DIRECTIVES:
A. In the article on Japan's supplementary budget, what is the expected total of government spending for fiscal 2013/14 once the latest budget is included?
B. Continue the article on Japan's supplementary budget from the point at which it ends.

EXCERPT:
═══

TOKYO (Reuters) - Japanese Prime Minister Shinzo Abe's cabinet approved on Thursday a $53 billion extra budget for the current fiscal year to fund stimulus steps announced last week aimed at offsetting the blow from a planned increase in the national sales tax.

The size of the supplementary budget comes to 5.46 trillion yen ($53.3 billion), following a 13.1 trillion yen extra budget compiled in January to stimulate the economy, according to the Ministry of Finance.

The latest budget will bring government spending for fiscal 2013/14, which ends in March, to about 98.1 trillion yen.

That compares with 100.5 trillion yen earmarked the year before, suggesting that Japan's spending remains expansionary. It underlines the need for Abe to strike a balance between boosting near-term growth and reining in a huge public debt.

The focus will now shift to a draft annual budget for the next fiscal year from April, expected to be compiled on December 24.

═══

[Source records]
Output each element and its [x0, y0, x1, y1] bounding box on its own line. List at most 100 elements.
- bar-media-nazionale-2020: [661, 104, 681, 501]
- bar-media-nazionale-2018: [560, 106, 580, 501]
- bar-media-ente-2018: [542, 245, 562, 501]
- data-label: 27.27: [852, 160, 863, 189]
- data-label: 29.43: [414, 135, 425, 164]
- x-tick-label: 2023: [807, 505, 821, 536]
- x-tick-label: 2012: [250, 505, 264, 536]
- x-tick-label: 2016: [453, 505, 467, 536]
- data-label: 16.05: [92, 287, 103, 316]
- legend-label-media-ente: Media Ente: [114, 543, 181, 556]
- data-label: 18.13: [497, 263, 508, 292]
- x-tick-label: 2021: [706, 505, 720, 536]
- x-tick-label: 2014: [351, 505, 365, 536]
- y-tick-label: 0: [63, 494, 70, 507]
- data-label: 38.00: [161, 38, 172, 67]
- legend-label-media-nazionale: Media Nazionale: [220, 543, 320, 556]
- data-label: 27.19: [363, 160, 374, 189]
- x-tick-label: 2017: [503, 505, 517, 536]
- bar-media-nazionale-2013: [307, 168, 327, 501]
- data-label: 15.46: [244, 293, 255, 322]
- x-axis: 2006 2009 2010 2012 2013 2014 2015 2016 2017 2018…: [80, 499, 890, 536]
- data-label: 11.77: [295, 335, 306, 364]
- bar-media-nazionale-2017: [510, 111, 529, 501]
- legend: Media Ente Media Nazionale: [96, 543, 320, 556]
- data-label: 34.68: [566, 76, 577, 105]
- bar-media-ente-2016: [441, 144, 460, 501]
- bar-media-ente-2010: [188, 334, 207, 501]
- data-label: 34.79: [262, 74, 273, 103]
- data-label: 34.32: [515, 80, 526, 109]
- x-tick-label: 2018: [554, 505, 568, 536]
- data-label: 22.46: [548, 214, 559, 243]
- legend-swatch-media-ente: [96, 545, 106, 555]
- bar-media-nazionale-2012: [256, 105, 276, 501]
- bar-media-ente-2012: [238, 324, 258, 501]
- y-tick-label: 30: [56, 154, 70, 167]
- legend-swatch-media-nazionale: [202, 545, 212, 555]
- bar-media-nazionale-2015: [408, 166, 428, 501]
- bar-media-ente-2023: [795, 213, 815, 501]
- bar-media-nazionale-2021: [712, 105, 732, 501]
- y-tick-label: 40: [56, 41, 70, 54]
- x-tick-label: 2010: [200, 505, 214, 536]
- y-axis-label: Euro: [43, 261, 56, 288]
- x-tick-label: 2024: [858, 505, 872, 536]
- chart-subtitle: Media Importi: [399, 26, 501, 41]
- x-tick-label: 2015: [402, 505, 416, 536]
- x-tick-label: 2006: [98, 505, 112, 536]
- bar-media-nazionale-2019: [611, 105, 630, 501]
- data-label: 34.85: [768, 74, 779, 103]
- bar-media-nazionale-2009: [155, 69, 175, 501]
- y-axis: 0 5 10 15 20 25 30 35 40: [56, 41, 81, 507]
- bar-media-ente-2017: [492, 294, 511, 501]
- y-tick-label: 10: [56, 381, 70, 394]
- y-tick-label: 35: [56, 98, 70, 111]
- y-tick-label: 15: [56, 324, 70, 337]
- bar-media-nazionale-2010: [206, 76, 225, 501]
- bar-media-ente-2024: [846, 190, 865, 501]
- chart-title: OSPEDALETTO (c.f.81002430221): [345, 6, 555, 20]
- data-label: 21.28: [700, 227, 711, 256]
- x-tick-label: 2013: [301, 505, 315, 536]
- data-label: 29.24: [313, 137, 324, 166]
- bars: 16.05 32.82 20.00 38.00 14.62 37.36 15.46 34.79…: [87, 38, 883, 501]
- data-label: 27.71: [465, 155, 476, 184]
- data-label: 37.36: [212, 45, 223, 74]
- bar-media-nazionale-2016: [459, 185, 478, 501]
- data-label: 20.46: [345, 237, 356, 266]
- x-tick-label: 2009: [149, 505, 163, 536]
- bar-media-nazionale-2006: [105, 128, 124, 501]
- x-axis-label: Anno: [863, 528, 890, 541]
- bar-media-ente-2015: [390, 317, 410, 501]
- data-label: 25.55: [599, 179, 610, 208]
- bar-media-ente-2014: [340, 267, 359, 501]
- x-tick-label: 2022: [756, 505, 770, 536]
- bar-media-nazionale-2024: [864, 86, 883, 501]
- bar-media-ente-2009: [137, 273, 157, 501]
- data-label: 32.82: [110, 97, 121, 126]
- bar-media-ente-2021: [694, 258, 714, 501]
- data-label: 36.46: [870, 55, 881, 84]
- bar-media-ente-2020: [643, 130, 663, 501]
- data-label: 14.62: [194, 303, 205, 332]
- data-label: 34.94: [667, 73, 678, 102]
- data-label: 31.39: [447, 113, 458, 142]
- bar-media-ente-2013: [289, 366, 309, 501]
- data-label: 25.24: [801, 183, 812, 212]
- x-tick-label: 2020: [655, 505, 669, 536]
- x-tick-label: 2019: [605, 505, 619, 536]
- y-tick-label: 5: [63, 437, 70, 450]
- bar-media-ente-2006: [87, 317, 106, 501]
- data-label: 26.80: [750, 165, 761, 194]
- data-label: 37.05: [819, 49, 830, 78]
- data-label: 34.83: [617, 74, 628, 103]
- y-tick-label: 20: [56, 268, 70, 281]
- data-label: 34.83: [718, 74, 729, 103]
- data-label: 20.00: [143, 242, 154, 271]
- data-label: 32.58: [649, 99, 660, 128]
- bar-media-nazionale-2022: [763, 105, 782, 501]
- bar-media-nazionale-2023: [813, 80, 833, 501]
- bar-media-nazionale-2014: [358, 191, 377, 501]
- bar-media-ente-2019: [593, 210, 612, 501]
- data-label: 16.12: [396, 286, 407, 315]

═══

SOLVED TASKS:
A. About 98.1 trillion yen.

B.
"Our major objective is to achieve both rebuilding public finances and revitalizing the economy. OECD and G20 countries are moving in this direction," Finance Minister Taro Aso said.

In its basic policy outline for the initial budget, the government vowed on Thursday to do the utmost to keep fresh bond issuance in fiscal 2014/15 below the current year's level.

Abe's government could face stiff resistance against spending cuts, with budget requests from ministries totaling a record 99.3 trillion yen for fiscal 2014/15.   Continued...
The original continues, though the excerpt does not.